WHAT YOU ARE ASKED TO DO: Reproduce each record below exactly as written.
☆ ☆ ☆
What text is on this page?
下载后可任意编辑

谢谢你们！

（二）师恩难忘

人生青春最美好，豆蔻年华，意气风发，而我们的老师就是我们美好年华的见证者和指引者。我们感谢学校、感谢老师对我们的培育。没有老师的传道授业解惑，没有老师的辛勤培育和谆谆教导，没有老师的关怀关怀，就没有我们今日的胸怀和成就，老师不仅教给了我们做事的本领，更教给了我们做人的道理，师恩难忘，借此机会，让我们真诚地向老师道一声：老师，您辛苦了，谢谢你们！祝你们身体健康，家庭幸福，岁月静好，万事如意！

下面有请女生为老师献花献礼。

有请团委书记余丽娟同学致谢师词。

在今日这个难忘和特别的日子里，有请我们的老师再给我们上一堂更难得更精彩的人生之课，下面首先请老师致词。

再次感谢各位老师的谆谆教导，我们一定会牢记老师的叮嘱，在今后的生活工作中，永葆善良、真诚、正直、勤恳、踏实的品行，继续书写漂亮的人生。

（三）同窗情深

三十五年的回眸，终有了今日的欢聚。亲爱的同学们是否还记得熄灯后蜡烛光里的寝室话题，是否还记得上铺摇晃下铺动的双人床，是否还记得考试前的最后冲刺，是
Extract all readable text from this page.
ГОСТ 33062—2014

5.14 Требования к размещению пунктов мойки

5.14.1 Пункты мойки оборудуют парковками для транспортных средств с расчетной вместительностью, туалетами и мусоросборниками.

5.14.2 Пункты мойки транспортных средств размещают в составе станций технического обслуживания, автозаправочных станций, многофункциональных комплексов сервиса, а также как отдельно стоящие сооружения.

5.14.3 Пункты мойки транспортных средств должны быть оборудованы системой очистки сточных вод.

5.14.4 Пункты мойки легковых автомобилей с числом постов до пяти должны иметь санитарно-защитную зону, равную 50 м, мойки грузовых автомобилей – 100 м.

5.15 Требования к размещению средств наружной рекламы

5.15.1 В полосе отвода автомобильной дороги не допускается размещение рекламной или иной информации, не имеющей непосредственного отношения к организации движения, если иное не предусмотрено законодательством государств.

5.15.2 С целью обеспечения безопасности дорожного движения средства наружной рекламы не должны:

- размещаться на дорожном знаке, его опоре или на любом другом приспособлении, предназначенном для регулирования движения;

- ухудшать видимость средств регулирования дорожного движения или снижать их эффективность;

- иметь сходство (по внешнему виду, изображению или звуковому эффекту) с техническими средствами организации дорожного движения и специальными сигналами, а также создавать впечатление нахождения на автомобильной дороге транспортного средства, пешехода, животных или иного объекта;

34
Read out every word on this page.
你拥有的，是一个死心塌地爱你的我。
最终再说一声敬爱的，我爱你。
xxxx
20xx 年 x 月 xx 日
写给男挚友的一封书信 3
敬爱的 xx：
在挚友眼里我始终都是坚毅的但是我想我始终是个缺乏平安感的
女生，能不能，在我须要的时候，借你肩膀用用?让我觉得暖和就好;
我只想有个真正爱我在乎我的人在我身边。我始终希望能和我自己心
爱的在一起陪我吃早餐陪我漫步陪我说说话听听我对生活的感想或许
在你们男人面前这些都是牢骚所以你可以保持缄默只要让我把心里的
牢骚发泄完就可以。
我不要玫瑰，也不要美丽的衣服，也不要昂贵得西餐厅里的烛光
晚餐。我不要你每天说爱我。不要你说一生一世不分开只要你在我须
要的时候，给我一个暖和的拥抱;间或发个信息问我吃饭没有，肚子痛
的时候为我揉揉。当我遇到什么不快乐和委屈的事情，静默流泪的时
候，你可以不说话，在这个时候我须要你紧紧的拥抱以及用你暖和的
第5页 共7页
☆ ☆ ☆
TASK OUTPUT:
What text is on this page?
下载后可任意编辑

谢谢你们！

（二）师恩难忘

人生青春最美好，豆蔻年华，意气风发，而我们的老师就是我们美好年华的见证者和指引者。我们感谢学校、感谢老师对我们的培育。没有老师的传道授业解惑，没有老师的辛勤培育和谆谆教导，没有老师的关怀关怀，就没有我们今日的胸怀和成就，老师不仅教给了我们做事的本领，更教给了我们做人的道理，师恩难忘，借此机会，让我们真诚地向老师道一声：老师，您辛苦了，谢谢你们！祝你们身体健康，家庭幸福，岁月静好，万事如意！

下面有请女生为老师献花献礼。

有请团委书记余丽娟同学致谢师词。

在今日这个难忘和特别的日子里，有请我们的老师再给我们上一堂更难得更精彩的人生之课，下面首先请老师致词。

再次感谢各位老师的谆谆教导，我们一定会牢记老师的叮嘱，在今后的生活工作中，永葆善良、真诚、正直、勤恳、踏实的品行，继续书写漂亮的人生。

（三）同窗情深

三十五年的回眸，终有了今日的欢聚。亲爱的同学们是否还记得熄灯后蜡烛光里的寝室话题，是否还记得上铺摇晃下铺动的双人床，是否还记得考试前的最后冲刺，是
Extract all readable text from this page.
ГОСТ 33062—2014

5.14 Требования к размещению пунктов мойки

5.14.1 Пункты мойки оборудуют парковками для транспортных средств с расчетной вместительностью, туалетами и мусоросборниками.

5.14.2 Пункты мойки транспортных средств размещают в составе станций технического обслуживания, автозаправочных станций, многофункциональных комплексов сервиса, а также как отдельно стоящие сооружения.

5.14.3 Пункты мойки транспортных средств должны быть оборудованы системой очистки сточных вод.

5.14.4 Пункты мойки легковых автомобилей с числом постов до пяти должны иметь санитарно-защитную зону, равную 50 м, мойки грузовых автомобилей – 100 м.

5.15 Требования к размещению средств наружной рекламы

5.15.1 В полосе отвода автомобильной дороги не допускается размещение рекламной или иной информации, не имеющей непосредственного отношения к организации движения, если иное не предусмотрено законодательством государств.

5.15.2 С целью обеспечения безопасности дорожного движения средства наружной рекламы не должны:

- размещаться на дорожном знаке, его опоре или на любом другом приспособлении, предназначенном для регулирования движения;

- ухудшать видимость средств регулирования дорожного движения или снижать их эффективность;

- иметь сходство (по внешнему виду, изображению или звуковому эффекту) с техническими средствами организации дорожного движения и специальными сигналами, а также создавать впечатление нахождения на автомобильной дороге транспортного средства, пешехода, животных или иного объекта;

34
Read out every word on this page.
你拥有的，是一个死心塌地爱你的我。
最终再说一声敬爱的，我爱你。
xxxx
20xx 年 x 月 xx 日
写给男挚友的一封书信 3
敬爱的 xx：
在挚友眼里我始终都是坚毅的但是我想我始终是个缺乏平安感的
女生，能不能，在我须要的时候，借你肩膀用用?让我觉得暖和就好;
我只想有个真正爱我在乎我的人在我身边。我始终希望能和我自己心
爱的在一起陪我吃早餐陪我漫步陪我说说话听听我对生活的感想或许
在你们男人面前这些都是牢骚所以你可以保持缄默只要让我把心里的
牢骚发泄完就可以。
我不要玫瑰，也不要美丽的衣服，也不要昂贵得西餐厅里的烛光
晚餐。我不要你每天说爱我。不要你说一生一世不分开只要你在我须
要的时候，给我一个暖和的拥抱;间或发个信息问我吃饭没有，肚子痛
的时候为我揉揉。当我遇到什么不快乐和委屈的事情，静默流泪的时
候，你可以不说话，在这个时候我须要你紧紧的拥抱以及用你暖和的
第5页 共7页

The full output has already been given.